### DESCRIPTION OF THE TASK
Below are records; count the lines in them that hold "this" and give only the count.

[EXTRACTED DATA start]

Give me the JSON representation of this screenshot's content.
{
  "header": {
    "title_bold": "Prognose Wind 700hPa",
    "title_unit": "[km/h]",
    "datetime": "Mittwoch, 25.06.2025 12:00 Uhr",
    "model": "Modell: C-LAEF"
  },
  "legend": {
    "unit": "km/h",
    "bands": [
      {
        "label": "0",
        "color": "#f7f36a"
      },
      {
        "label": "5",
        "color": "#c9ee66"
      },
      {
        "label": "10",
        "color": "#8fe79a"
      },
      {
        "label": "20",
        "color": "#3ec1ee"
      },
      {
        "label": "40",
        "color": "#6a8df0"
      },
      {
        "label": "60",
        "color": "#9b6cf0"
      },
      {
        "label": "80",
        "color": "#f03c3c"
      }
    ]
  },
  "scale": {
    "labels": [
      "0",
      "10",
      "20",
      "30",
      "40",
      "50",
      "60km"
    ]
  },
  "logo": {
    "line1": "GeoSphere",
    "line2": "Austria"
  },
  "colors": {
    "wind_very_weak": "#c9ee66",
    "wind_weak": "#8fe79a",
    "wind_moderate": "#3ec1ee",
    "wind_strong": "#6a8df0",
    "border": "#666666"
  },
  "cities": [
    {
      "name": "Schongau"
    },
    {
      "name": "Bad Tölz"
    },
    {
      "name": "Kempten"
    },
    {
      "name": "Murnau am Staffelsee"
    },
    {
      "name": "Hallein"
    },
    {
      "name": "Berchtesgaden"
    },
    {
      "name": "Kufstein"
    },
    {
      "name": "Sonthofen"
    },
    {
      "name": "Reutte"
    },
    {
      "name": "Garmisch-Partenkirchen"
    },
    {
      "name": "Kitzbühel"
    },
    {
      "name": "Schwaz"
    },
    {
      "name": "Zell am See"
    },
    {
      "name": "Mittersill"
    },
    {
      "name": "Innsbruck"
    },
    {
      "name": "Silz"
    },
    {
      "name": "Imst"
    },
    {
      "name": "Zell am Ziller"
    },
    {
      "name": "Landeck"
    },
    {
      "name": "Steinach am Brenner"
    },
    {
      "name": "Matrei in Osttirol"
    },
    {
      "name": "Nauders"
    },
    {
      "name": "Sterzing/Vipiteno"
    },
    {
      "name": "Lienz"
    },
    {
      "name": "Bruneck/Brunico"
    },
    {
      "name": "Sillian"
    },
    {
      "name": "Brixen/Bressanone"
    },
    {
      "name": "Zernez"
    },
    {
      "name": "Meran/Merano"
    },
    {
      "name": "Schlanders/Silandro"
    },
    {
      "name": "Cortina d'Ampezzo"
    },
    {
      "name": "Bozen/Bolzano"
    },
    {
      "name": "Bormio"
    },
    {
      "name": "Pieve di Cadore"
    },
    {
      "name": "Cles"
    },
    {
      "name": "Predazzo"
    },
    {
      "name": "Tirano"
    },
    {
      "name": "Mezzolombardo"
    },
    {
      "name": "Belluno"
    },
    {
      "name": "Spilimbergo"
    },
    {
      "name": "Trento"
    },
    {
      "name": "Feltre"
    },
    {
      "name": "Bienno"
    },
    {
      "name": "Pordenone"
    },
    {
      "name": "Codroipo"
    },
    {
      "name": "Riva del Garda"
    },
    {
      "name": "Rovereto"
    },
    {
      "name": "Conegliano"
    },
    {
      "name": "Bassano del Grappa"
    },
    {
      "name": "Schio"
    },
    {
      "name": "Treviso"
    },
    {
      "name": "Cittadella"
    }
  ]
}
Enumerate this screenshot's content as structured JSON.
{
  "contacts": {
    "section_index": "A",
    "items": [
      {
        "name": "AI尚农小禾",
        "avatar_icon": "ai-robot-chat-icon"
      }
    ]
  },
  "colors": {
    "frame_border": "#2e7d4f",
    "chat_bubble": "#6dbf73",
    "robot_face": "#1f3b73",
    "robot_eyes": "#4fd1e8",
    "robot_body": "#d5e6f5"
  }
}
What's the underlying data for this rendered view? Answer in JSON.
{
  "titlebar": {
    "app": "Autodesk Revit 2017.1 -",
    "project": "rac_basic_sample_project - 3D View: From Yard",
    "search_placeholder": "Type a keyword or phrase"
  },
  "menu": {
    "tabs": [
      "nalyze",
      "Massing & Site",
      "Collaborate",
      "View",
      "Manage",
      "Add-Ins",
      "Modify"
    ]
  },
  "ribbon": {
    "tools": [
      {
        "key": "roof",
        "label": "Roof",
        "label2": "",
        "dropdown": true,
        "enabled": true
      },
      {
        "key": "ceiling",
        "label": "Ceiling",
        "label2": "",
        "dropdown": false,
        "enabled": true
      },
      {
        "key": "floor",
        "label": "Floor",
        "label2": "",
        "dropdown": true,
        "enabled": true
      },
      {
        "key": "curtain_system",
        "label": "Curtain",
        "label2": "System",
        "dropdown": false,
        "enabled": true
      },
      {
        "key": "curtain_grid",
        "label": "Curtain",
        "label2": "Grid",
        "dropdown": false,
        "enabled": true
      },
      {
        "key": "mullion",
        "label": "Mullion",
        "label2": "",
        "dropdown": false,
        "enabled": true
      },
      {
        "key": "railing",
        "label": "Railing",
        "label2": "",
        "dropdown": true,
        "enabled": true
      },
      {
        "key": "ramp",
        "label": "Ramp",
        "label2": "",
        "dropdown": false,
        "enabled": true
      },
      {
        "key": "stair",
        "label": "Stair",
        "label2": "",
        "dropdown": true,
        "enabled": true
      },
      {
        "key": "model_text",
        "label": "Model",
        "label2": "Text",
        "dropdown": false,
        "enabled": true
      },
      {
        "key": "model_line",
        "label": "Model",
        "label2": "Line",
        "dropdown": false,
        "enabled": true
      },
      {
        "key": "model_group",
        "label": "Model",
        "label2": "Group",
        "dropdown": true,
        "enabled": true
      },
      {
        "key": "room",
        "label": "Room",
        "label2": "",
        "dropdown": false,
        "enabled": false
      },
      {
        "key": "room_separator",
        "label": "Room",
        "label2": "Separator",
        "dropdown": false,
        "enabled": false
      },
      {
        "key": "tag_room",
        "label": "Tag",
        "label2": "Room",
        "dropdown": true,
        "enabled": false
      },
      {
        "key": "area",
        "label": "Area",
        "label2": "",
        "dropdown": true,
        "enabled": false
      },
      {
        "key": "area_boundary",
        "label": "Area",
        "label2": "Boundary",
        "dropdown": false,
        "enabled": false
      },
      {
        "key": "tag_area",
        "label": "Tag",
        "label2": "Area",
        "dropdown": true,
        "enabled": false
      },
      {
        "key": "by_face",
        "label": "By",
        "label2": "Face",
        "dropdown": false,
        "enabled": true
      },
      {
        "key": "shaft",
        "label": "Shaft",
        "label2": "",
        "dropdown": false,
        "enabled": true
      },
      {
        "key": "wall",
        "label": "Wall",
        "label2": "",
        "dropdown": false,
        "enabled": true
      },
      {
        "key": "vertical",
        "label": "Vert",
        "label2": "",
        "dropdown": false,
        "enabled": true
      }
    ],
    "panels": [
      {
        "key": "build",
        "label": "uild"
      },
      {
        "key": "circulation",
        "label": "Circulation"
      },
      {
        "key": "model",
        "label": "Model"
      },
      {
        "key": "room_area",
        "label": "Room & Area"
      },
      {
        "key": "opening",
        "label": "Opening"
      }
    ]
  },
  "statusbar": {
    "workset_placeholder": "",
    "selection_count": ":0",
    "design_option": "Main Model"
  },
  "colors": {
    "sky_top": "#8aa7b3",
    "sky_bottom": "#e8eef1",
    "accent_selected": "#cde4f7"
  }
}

[EXTRACTED DATA end]

### REPLY
3